## RECORDS TO PROCESS

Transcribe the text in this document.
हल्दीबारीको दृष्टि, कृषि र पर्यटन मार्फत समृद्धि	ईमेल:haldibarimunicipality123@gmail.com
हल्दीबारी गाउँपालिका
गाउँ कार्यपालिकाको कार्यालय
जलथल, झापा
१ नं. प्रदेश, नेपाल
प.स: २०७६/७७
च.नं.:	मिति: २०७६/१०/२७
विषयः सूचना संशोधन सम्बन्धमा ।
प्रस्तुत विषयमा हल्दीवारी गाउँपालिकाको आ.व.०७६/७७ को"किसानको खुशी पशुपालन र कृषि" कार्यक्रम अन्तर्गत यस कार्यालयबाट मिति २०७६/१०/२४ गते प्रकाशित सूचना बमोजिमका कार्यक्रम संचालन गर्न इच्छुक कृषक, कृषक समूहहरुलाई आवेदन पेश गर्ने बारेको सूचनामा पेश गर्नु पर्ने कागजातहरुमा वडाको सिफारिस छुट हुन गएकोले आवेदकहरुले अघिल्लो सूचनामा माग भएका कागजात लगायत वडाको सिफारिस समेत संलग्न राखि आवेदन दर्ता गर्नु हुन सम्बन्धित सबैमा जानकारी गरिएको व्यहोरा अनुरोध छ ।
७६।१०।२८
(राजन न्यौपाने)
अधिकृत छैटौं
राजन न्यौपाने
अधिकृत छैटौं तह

## OBJECTIVE
Reproduce every record, matching each line exactly.

## SOLUTION
Transcribe the text in this document.
हल्दीबारीको दृष्टि, कृषि र पर्यटन मार्फत समृद्धि	ईमेल:haldibarimunicipality123@gmail.com
हल्दीबारी गाउँपालिका
गाउँ कार्यपालिकाको कार्यालय
जलथल, झापा
१ नं. प्रदेश, नेपाल
प.स: २०७६/७७
च.नं.:	मिति: २०७६/१०/२७
विषयः सूचना संशोधन सम्बन्धमा ।
प्रस्तुत विषयमा हल्दीवारी गाउँपालिकाको आ.व.०७६/७७ को"किसानको खुशी पशुपालन र कृषि" कार्यक्रम अन्तर्गत यस कार्यालयबाट मिति २०७६/१०/२४ गते प्रकाशित सूचना बमोजिमका कार्यक्रम संचालन गर्न इच्छुक कृषक, कृषक समूहहरुलाई आवेदन पेश गर्ने बारेको सूचनामा पेश गर्नु पर्ने कागजातहरुमा वडाको सिफारिस छुट हुन गएकोले आवेदकहरुले अघिल्लो सूचनामा माग भएका कागजात लगायत वडाको सिफारिस समेत संलग्न राखि आवेदन दर्ता गर्नु हुन सम्बन्धित सबैमा जानकारी गरिएको व्यहोरा अनुरोध छ ।
७६।१०।२८
(राजन न्यौपाने)
अधिकृत छैटौं
राजन न्यौपाने
अधिकृत छैटौं तह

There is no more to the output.